[Stored entries]
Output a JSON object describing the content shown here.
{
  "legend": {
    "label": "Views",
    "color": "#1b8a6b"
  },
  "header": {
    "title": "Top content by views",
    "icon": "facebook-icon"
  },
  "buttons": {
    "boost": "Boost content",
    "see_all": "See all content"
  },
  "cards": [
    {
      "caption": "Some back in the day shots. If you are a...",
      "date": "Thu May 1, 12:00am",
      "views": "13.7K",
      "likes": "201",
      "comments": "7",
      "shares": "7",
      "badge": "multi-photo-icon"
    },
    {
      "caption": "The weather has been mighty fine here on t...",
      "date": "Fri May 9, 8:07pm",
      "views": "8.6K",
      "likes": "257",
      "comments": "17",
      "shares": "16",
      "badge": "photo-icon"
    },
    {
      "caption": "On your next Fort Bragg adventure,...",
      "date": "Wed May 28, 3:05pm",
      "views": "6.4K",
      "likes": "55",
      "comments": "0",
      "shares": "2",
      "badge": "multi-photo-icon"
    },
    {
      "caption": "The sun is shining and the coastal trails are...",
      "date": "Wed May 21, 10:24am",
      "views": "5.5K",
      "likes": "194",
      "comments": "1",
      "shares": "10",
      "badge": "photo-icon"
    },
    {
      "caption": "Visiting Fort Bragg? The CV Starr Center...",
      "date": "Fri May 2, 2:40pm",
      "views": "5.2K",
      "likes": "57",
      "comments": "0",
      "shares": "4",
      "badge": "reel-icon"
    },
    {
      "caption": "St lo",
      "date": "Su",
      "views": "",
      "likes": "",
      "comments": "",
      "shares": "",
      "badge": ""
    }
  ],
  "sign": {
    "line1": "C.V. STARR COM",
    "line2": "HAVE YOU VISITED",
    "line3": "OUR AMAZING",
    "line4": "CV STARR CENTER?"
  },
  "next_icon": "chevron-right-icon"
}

> **Your goal**
Copy out every line of the data that includes the word "here".

> **Exercise answer**
Output a JSON object describing the content shown here.
      "caption": "The weather has been mighty fine here on t...",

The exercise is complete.